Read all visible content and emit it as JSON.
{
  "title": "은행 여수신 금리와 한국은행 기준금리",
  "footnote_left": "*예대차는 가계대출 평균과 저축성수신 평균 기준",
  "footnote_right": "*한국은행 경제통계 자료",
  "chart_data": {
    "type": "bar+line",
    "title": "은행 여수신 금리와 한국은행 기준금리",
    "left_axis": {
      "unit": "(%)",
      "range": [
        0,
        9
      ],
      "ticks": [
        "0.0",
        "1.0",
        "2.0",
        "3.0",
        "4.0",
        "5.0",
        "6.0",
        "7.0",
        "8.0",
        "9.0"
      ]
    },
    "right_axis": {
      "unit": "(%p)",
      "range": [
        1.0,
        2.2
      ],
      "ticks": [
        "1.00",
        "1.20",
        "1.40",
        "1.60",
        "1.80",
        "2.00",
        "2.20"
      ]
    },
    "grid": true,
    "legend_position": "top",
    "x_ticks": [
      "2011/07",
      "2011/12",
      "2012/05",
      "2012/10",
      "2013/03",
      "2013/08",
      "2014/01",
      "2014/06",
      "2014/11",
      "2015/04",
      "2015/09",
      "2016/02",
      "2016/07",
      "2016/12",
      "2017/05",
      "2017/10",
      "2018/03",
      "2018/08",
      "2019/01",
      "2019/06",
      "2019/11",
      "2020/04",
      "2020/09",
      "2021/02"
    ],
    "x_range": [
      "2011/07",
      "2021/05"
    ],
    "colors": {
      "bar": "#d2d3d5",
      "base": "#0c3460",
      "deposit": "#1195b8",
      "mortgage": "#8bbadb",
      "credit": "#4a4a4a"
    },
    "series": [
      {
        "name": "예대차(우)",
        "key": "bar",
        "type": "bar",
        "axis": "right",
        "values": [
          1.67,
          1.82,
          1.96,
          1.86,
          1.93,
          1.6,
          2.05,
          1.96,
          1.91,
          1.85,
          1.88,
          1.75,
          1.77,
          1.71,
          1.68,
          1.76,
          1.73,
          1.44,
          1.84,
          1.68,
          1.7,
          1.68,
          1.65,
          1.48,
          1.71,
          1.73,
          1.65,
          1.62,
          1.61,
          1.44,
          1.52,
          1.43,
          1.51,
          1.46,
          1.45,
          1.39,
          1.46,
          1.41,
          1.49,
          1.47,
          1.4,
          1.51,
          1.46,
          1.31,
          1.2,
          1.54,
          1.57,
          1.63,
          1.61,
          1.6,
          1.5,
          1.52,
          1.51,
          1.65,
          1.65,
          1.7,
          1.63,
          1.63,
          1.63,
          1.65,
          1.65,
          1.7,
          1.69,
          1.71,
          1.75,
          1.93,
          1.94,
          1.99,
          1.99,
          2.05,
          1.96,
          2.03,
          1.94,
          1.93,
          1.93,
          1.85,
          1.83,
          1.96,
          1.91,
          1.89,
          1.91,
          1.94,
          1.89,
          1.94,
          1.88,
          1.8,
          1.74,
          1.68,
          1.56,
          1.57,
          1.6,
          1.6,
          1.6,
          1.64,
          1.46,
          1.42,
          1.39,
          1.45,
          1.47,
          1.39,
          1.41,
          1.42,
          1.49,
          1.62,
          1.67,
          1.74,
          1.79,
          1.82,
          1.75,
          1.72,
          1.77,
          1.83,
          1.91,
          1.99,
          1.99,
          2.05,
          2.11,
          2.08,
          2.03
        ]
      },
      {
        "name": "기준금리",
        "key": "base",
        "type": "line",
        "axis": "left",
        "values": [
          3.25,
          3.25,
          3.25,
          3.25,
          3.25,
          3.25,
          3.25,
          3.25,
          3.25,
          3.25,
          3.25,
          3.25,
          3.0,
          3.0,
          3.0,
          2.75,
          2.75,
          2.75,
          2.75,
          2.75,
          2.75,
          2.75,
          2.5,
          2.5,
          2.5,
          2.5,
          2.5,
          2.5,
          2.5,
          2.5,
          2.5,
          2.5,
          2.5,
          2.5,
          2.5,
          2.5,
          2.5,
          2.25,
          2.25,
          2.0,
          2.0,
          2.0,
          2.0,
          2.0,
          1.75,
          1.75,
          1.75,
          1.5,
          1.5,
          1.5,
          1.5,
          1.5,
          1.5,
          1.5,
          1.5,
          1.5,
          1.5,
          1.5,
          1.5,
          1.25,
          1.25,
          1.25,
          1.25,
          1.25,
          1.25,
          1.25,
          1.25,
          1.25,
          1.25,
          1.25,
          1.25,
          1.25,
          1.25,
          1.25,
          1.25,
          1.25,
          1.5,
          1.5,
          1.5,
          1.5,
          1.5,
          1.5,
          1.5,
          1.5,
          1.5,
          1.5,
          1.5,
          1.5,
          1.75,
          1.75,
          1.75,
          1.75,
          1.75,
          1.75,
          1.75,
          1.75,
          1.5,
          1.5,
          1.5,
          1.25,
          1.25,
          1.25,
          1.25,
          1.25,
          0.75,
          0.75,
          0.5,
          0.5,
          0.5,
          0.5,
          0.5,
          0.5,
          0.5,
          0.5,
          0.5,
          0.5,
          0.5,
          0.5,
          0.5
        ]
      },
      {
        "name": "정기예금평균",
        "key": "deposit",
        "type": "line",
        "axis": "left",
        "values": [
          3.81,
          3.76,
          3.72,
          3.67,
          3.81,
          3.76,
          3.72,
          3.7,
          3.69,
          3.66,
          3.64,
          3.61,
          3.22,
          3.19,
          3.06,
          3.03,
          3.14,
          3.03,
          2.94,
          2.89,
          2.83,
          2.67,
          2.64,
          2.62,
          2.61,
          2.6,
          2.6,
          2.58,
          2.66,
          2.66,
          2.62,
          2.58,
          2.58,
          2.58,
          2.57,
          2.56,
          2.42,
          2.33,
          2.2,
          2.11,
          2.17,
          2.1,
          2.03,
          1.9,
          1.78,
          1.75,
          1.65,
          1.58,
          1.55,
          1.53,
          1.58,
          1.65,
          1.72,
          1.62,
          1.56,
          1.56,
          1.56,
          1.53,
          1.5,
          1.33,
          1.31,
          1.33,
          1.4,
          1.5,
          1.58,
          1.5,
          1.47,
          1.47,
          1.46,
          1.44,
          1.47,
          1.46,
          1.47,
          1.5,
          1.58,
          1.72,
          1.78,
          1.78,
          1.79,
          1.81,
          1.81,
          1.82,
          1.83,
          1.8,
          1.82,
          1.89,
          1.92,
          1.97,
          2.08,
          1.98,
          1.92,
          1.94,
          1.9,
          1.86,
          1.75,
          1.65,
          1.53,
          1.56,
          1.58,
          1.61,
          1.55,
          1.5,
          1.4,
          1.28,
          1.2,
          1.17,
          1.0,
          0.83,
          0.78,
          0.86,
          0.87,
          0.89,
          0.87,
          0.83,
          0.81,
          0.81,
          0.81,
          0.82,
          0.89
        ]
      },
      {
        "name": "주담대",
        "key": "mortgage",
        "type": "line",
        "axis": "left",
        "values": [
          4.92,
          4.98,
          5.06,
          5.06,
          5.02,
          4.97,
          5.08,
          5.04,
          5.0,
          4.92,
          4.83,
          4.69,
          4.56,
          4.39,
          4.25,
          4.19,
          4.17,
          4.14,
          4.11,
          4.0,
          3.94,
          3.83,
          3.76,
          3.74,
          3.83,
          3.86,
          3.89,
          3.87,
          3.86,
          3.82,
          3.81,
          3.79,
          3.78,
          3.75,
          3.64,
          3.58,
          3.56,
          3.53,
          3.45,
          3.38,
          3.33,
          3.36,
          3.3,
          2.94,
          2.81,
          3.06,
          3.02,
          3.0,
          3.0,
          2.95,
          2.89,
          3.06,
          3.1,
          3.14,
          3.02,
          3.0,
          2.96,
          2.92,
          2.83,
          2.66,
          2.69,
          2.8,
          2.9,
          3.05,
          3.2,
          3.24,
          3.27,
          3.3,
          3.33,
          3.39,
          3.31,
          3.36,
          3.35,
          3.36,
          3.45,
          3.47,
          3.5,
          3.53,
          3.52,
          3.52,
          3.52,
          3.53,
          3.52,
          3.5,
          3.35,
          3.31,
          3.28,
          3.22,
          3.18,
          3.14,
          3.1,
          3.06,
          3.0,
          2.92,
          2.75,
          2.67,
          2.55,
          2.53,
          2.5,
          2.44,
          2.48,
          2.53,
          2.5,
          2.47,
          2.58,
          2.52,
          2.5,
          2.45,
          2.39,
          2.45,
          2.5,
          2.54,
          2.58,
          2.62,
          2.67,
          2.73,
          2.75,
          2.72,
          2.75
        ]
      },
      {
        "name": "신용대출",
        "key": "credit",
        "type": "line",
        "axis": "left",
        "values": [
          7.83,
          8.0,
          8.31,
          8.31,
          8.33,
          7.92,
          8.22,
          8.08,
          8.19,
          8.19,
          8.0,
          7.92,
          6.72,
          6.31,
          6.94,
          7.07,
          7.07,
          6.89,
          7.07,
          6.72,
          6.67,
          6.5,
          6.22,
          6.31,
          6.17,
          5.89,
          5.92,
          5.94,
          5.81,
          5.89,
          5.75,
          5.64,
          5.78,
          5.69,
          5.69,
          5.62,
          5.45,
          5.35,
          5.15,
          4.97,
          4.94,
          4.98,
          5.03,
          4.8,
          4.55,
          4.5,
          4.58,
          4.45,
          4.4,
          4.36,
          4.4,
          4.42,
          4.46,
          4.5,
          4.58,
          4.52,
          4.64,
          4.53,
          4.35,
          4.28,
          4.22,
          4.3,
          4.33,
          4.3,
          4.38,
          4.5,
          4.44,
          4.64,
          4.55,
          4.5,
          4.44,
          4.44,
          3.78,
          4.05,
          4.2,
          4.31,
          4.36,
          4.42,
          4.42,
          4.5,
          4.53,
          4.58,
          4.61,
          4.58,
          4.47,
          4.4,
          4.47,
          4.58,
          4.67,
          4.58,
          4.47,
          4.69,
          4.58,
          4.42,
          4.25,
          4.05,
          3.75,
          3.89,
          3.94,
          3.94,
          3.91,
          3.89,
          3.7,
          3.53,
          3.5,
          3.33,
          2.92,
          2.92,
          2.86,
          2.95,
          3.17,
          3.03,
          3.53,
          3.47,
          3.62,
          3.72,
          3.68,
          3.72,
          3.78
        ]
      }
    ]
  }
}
──────────
- [Description of the task] Scan the data above and copy every line with "name" in it.

- [The completed task]
        "name": "예대차(우)",
        "name": "기준금리",
        "name": "정기예금평균",
        "name": "주담대",
        "name": "신용대출",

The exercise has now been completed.